## begin Entries shown
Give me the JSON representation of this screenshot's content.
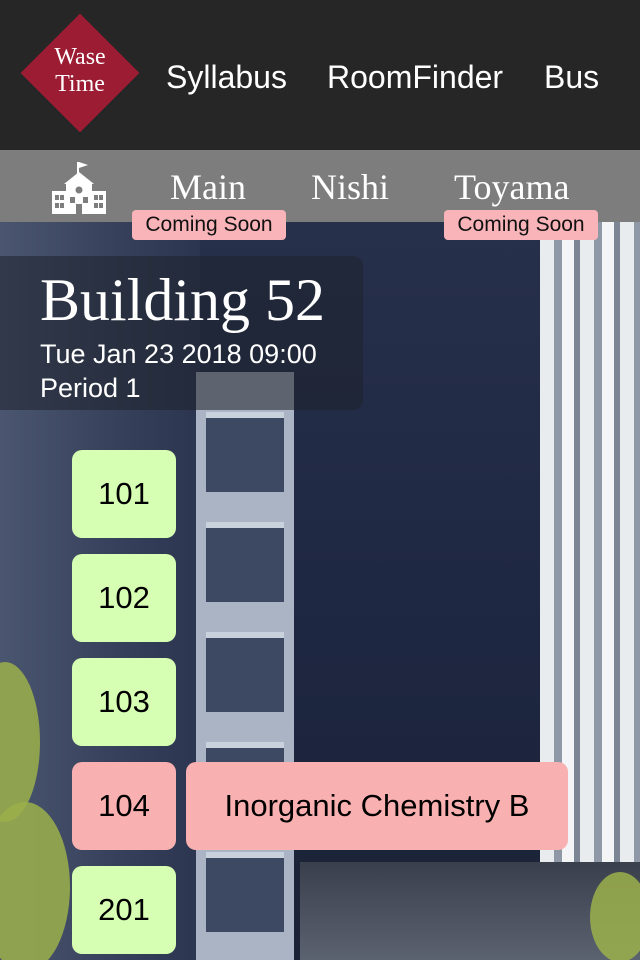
{
  "header": {
    "logo_line1": "Wase",
    "logo_line2": "Time",
    "nav": [
      "Syllabus",
      "RoomFinder",
      "Bus"
    ]
  },
  "campus": {
    "icon": "school-building-icon",
    "tabs": [
      {
        "label": "Main",
        "badge": "Coming Soon"
      },
      {
        "label": "Nishi",
        "badge": ""
      },
      {
        "label": "Toyama",
        "badge": "Coming Soon"
      }
    ]
  },
  "info": {
    "building": "Building 52",
    "datetime": "Tue Jan 23 2018 09:00",
    "period": "Period 1"
  },
  "rooms": [
    {
      "number": "101",
      "status": "free",
      "course": ""
    },
    {
      "number": "102",
      "status": "free",
      "course": ""
    },
    {
      "number": "103",
      "status": "free",
      "course": ""
    },
    {
      "number": "104",
      "status": "occupied",
      "course": "Inorganic Chemistry B"
    },
    {
      "number": "201",
      "status": "free",
      "course": ""
    }
  ],
  "colors": {
    "brand": "#9b1c33",
    "header_bg": "#262626",
    "campus_bar_bg": "#7d7d7d",
    "badge_bg": "#f8b4b8",
    "room_free": "#d6ffb4",
    "room_occupied": "#f9b0b0"
  }
}
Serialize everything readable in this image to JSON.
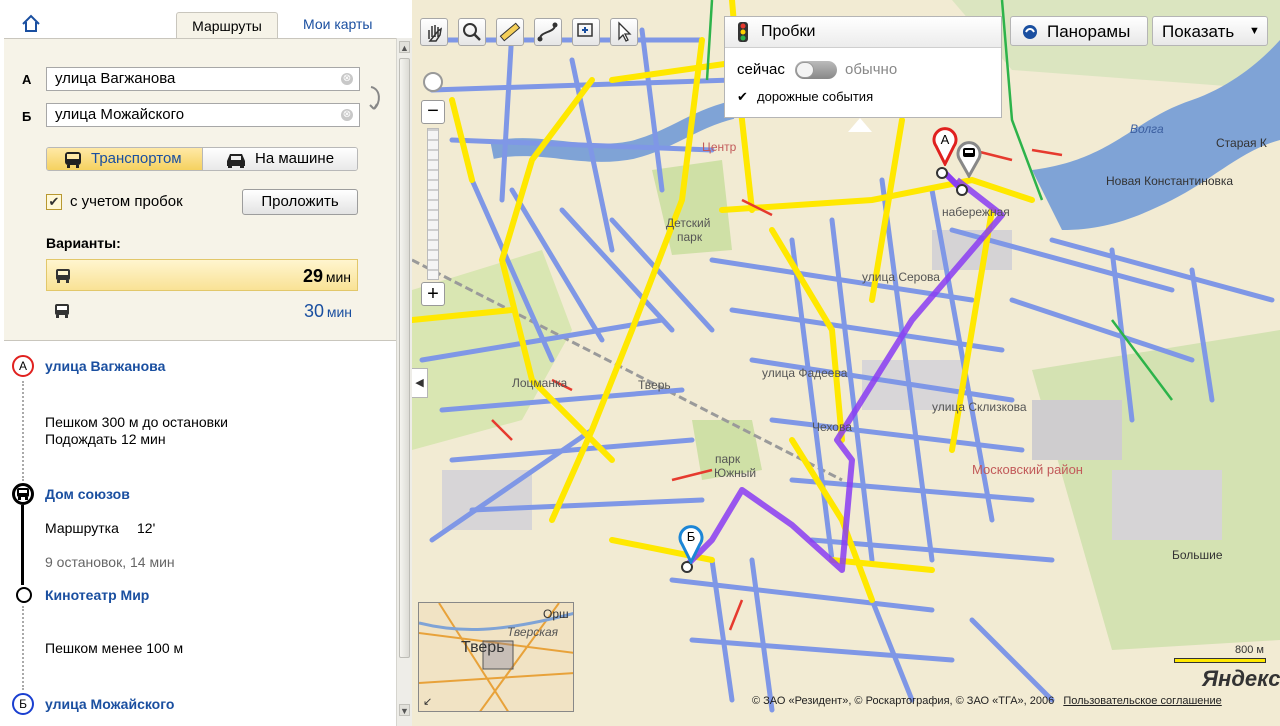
{
  "colors": {
    "accent": "#1a4fa0",
    "route": "#8a3cf2",
    "highlight": "#f4cf59",
    "road": "#7f97e6",
    "traffic_yellow": "#ffe800",
    "traffic_red": "#e63a2e",
    "traffic_green": "#2db34a"
  },
  "sidebar": {
    "tabs": {
      "routes": "Маршруты",
      "my_maps": "Мои карты"
    },
    "point_a": {
      "label": "А",
      "value": "улица Вагжанова"
    },
    "point_b": {
      "label": "Б",
      "value": "улица Можайского"
    },
    "clear_glyph": "⊗",
    "modes": {
      "transport": "Транспортом",
      "car": "На машине"
    },
    "traffic_check": {
      "checked": true,
      "mark": "✔",
      "label": "с учетом пробок"
    },
    "build_button": "Проложить",
    "variants_label": "Варианты:",
    "variants": [
      {
        "icon": "bus-icon",
        "value": "29",
        "unit": "мин"
      },
      {
        "icon": "bus-icon",
        "value": "30",
        "unit": "мин"
      }
    ],
    "steps": {
      "start": {
        "marker": "А",
        "name": "улица Вагжанова"
      },
      "walk1": "Пешком 300 м до остановки",
      "wait": "Подождать 12 мин",
      "stop1": {
        "name": "Дом союзов"
      },
      "ride": {
        "type": "Маршрутка",
        "number": "12'"
      },
      "ride_info": "9 остановок, 14 мин",
      "stop2": {
        "name": "Кинотеатр Мир"
      },
      "walk2": "Пешком менее 100 м",
      "end": {
        "marker": "Б",
        "name": "улица Можайского"
      }
    }
  },
  "map": {
    "traffic": {
      "title": "Пробки",
      "now": "сейчас",
      "usual": "обычно",
      "events_mark": "✔",
      "events": "дорожные события"
    },
    "panoramas": "Панорамы",
    "show": "Показать",
    "show_arrow": "▼",
    "collapse_arrow": "◀",
    "labels": {
      "center": "Центр",
      "detsky": "Детский",
      "park": "парк",
      "lotsmanka": "Лоцманка",
      "tver_station": "Тверь",
      "park2": "парк",
      "yuzhny": "Южный",
      "moskovsky": "Московский район",
      "novaya_konst": "Новая Константиновка",
      "staraya": "Старая К",
      "volga": "Волга",
      "bolshie": "Большие",
      "street_fadeeva": "улица Фадеева",
      "street_sklizkova": "улица Склизкова",
      "street_seraya": "улица Серова",
      "naberezhnaya": "набережная",
      "chekhova": "Чехова"
    },
    "minimap": {
      "city": "Тверь",
      "region": "Тверская",
      "corner": "Орш"
    },
    "scale": "800 м",
    "brand": "Яндекс",
    "copyright": "© ЗАО «Резидент», © Роскартография, © ЗАО «ТГА», 2006",
    "agreement": "Пользовательское соглашение",
    "markers": {
      "a": "А",
      "b": "Б"
    }
  }
}
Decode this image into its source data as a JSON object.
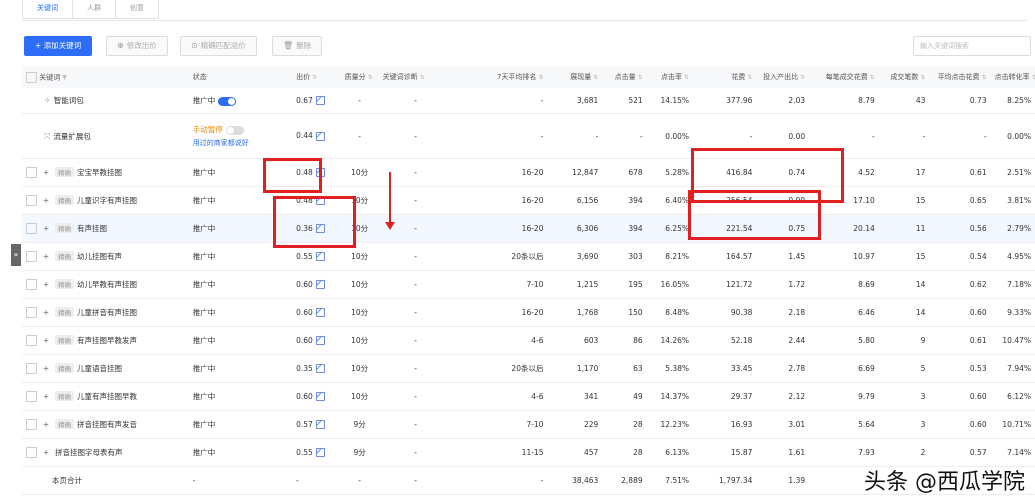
{
  "tabs": [
    "关键词",
    "人群",
    "创意"
  ],
  "toolbar": {
    "add_label": "+ 添加关键词",
    "modify_bid_label": "修改出价",
    "smart_bid_label": "精确匹配溢价",
    "delete_label": "删除",
    "search_placeholder": "输入关键词搜索"
  },
  "headers": [
    "关键词",
    "状态",
    "出价",
    "质量分",
    "关键词诊断",
    "7天平均排名",
    "展现量",
    "点击量",
    "点击率",
    "花费",
    "投入产出比",
    "每笔成交花费",
    "成交笔数",
    "平均点击花费",
    "点击转化率"
  ],
  "rows": [
    {
      "kw": "智能词包",
      "tag": "",
      "status": "推广中",
      "bid": "0.67",
      "q": "-",
      "diag": "-",
      "rank": "-",
      "imp": "3,681",
      "clk": "521",
      "ctr": "14.15%",
      "cost": "377.96",
      "roi": "2.03",
      "cpo": "8.79",
      "orders": "43",
      "cpc": "0.73",
      "cvr": "8.25%"
    },
    {
      "kw": "流量扩展包",
      "tag": "",
      "status": "手动暂停",
      "status2": "用过的商家都说好",
      "bid": "0.44",
      "q": "-",
      "diag": "-",
      "rank": "-",
      "imp": "-",
      "clk": "-",
      "ctr": "0.00%",
      "cost": "-",
      "roi": "0.00",
      "cpo": "-",
      "orders": "-",
      "cpc": "-",
      "cvr": "0.00%"
    },
    {
      "kw": "宝宝早教挂图",
      "tag": "精确",
      "status": "推广中",
      "bid": "0.48",
      "q": "10分",
      "diag": "-",
      "rank": "16-20",
      "imp": "12,847",
      "clk": "678",
      "ctr": "5.28%",
      "cost": "416.84",
      "roi": "0.74",
      "cpo": "4.52",
      "orders": "17",
      "cpc": "0.61",
      "cvr": "2.51%"
    },
    {
      "kw": "儿童识字有声挂图",
      "tag": "精确",
      "status": "推广中",
      "bid": "0.48",
      "q": "10分",
      "diag": "-",
      "rank": "16-20",
      "imp": "6,156",
      "clk": "394",
      "ctr": "6.40%",
      "cost": "256.54",
      "roi": "0.99",
      "cpo": "17.10",
      "orders": "15",
      "cpc": "0.65",
      "cvr": "3.81%"
    },
    {
      "kw": "有声挂图",
      "tag": "精确",
      "status": "推广中",
      "bid": "0.36",
      "q": "10分",
      "diag": "-",
      "rank": "16-20",
      "imp": "6,306",
      "clk": "394",
      "ctr": "6.25%",
      "cost": "221.54",
      "roi": "0.75",
      "cpo": "20.14",
      "orders": "11",
      "cpc": "0.56",
      "cvr": "2.79%"
    },
    {
      "kw": "幼儿挂图有声",
      "tag": "精确",
      "status": "推广中",
      "bid": "0.55",
      "q": "10分",
      "diag": "-",
      "rank": "20条以后",
      "imp": "3,690",
      "clk": "303",
      "ctr": "8.21%",
      "cost": "164.57",
      "roi": "1.45",
      "cpo": "10.97",
      "orders": "15",
      "cpc": "0.54",
      "cvr": "4.95%"
    },
    {
      "kw": "幼儿早教有声挂图",
      "tag": "精确",
      "status": "推广中",
      "bid": "0.60",
      "q": "10分",
      "diag": "-",
      "rank": "7-10",
      "imp": "1,215",
      "clk": "195",
      "ctr": "16.05%",
      "cost": "121.72",
      "roi": "1.72",
      "cpo": "8.69",
      "orders": "14",
      "cpc": "0.62",
      "cvr": "7.18%"
    },
    {
      "kw": "儿童拼音有声挂图",
      "tag": "精确",
      "status": "推广中",
      "bid": "0.60",
      "q": "10分",
      "diag": "-",
      "rank": "16-20",
      "imp": "1,768",
      "clk": "150",
      "ctr": "8.48%",
      "cost": "90.38",
      "roi": "2.18",
      "cpo": "6.46",
      "orders": "14",
      "cpc": "0.60",
      "cvr": "9.33%"
    },
    {
      "kw": "有声挂图早教发声",
      "tag": "精确",
      "status": "推广中",
      "bid": "0.60",
      "q": "10分",
      "diag": "-",
      "rank": "4-6",
      "imp": "603",
      "clk": "86",
      "ctr": "14.26%",
      "cost": "52.18",
      "roi": "2.44",
      "cpo": "5.80",
      "orders": "9",
      "cpc": "0.61",
      "cvr": "10.47%"
    },
    {
      "kw": "儿童语音挂图",
      "tag": "精确",
      "status": "推广中",
      "bid": "0.35",
      "q": "10分",
      "diag": "-",
      "rank": "20条以后",
      "imp": "1,170",
      "clk": "63",
      "ctr": "5.38%",
      "cost": "33.45",
      "roi": "2.78",
      "cpo": "6.69",
      "orders": "5",
      "cpc": "0.53",
      "cvr": "7.94%"
    },
    {
      "kw": "儿童有声挂图早教",
      "tag": "精确",
      "status": "推广中",
      "bid": "0.60",
      "q": "10分",
      "diag": "-",
      "rank": "4-6",
      "imp": "341",
      "clk": "49",
      "ctr": "14.37%",
      "cost": "29.37",
      "roi": "2.12",
      "cpo": "9.79",
      "orders": "3",
      "cpc": "0.60",
      "cvr": "6.12%"
    },
    {
      "kw": "拼音挂图有声发音",
      "tag": "精确",
      "status": "推广中",
      "bid": "0.57",
      "q": "9分",
      "diag": "-",
      "rank": "7-10",
      "imp": "229",
      "clk": "28",
      "ctr": "12.23%",
      "cost": "16.93",
      "roi": "3.01",
      "cpo": "5.64",
      "orders": "3",
      "cpc": "0.60",
      "cvr": "10.71%"
    },
    {
      "kw": "拼音挂图字母表有声",
      "tag": "",
      "status": "推广中",
      "bid": "0.55",
      "q": "9分",
      "diag": "-",
      "rank": "11-15",
      "imp": "457",
      "clk": "28",
      "ctr": "6.13%",
      "cost": "15.87",
      "roi": "1.61",
      "cpo": "7.93",
      "orders": "2",
      "cpc": "0.57",
      "cvr": "7.14%"
    }
  ],
  "total": {
    "label": "本页合计",
    "status": "-",
    "bid": "-",
    "q": "-",
    "diag": "-",
    "rank": "-",
    "imp": "38,463",
    "clk": "2,889",
    "ctr": "7.51%",
    "cost": "1,797.34",
    "roi": "1.39",
    "cpo": "",
    "orders": "",
    "cpc": "",
    "cvr": ""
  },
  "watermark": "头条 @西瓜学院",
  "accent": "#2d6cf6",
  "highlight_color": "#e02020"
}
## end Entries shown
▸ **Job**
From the data above, pick out each line containing "image" and copy it.

▸ **Exercise solution**
Serialize everything readable in this image to JSON.
Decode this image into its source data as a JSON object.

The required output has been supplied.